Mantenere il calore anche in condizioni di umidità e disordine
Creiamo riscaldatori a infrarossi impermeabili, perché, siamo onesti, la maggior parte degli apparecchi elettrici non tollera l’umidità. Se si tratta di stanze umide o di ambienti simili, i riscaldatori tradizionali di solito non funzionano bene: non riescono ad affrontare l’umidità presente in quegli ambienti. Tentare di riscaldare l’aria in tali luoghi è come cercare di riempire un secchio con un buco nel fondo.
Non è necessario che l’aria sia calda: ciò che conta è che la persona (o l’animale) rimanga al caldo.
Come funzionano realmente
Pensate al sole: sentite il calore sulla pelle anche quando soffia una brezza fredda. È proprio quello che facciamo noi. I nostri riscaldatori emettono energia in linea retta; non influenzano l’aria stessa, ma trasformano subito l’energia in calore. Utilizziamo emettitori a onde corte, poiché sono veloci nel produrre calore. Se avete un ambiente estremamente freddo che deve essere riscaldato immediatamente, questa è la soluzione migliore.
Progettati per resistere alle condizioni difficili
La maggior parte dei riscaldatori smette di funzionare non appena l’ambiente diventa umido. Non è certo una situazione ideale. Per evitare questo problema, sigilliamo accuratamente le connessioni elettriche e utilizziamo involucri resistenti all’umidità. Questo è molto importante nei luoghi in cui vivono gli animali, dove bisogna lottare costantemente contro vapore acqueo e ammoniaca. Utilizziamo anche vetro di quarzo per gli involucri: è resistente e può sopportare grandi variazioni di temperatura senza rompersi.
Alcune cose da tenere a mente
Questi dispositivi producono molto calore in un punto specifico. È ottimo per creare rapidamente una “zona calda”, ma bisogna essere intelligenti nella loro installazione. Prima di tutto, verificate i cavi elettrici: questi dispositivi richiedono una certa quantità di corrente, quindi assicuratevi che il circuito possa gestirla. Inoltre, non metteteli troppo vicini tra loro, altrimenti potreste surriscaldare il soffitto. Il segreto sta nell’installazione corretta: è necessario avere una linea visiva chiara dal riscaldatore verso ciò che va riscaldato. Se qualcosa ostruisce il passaggio dell’energia, state solo sprecando elettricità. Oh, e utilizzate supporti di montaggio robusti: questi dispositivi hanno un certo peso, e nessuno vuole che il riscaldatore si deformi col tempo. Assicuratevi che abbia un circuito dedicato e che sia fissato bene al suo posto.

:: Elenco voci ::
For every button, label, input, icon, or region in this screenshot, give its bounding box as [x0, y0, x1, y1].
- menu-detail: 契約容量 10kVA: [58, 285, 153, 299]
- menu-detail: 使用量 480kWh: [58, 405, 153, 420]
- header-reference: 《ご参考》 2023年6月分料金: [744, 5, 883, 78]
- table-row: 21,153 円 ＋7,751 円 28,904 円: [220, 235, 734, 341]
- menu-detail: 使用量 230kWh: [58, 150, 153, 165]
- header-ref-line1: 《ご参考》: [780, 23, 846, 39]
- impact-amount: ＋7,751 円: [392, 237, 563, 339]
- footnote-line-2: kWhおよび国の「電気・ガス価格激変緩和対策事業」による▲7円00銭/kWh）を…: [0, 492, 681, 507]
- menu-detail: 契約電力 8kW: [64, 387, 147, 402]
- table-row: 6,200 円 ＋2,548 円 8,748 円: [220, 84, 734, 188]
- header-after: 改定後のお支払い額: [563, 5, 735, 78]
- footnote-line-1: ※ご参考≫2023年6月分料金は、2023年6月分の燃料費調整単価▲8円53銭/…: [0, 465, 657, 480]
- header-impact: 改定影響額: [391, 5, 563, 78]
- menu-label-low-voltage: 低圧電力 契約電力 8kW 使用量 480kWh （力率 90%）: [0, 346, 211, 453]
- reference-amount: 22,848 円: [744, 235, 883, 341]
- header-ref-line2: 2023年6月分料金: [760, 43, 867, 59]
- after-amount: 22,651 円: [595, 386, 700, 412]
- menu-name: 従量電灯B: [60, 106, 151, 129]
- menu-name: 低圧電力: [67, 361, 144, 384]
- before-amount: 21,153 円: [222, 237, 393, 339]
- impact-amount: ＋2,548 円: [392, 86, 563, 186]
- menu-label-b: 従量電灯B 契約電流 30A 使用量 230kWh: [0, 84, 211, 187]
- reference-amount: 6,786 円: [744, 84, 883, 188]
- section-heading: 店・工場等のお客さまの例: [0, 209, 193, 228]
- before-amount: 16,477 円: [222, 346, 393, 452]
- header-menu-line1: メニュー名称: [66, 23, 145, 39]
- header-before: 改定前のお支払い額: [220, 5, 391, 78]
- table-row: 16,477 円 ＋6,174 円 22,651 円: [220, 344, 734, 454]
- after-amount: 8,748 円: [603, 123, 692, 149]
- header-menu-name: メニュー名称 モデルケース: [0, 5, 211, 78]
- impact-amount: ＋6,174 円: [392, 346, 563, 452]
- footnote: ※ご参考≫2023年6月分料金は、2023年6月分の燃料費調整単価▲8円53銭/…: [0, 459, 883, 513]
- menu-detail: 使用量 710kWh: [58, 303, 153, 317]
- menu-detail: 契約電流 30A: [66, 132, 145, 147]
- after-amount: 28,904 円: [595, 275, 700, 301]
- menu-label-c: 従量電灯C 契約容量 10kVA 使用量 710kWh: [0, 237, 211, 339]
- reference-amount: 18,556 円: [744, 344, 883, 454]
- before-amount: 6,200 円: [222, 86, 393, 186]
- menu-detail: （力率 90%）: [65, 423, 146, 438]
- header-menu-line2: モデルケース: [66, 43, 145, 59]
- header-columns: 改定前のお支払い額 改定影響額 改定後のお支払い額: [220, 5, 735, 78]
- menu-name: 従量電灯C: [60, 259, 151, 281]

:: Cose da fare ::
**1.** Nel testo sui riscaldatori, perché si usano emettitori a onde corte?
**2.** Traduci in inglese questa frase del testo sui riscaldatori: "Utilizziamo anche vetro di quarzo per gli involucri: è resistente e può sopportare grandi variazioni di temperatura senza rompersi."
Le voci non servono per svolgere il lavoro.

:: Le risposte ::
**1.** Perché sono veloci nel produrre calore.

**2.** We also use quartz glass for the casings: it is strong and can withstand large temperature changes without breaking.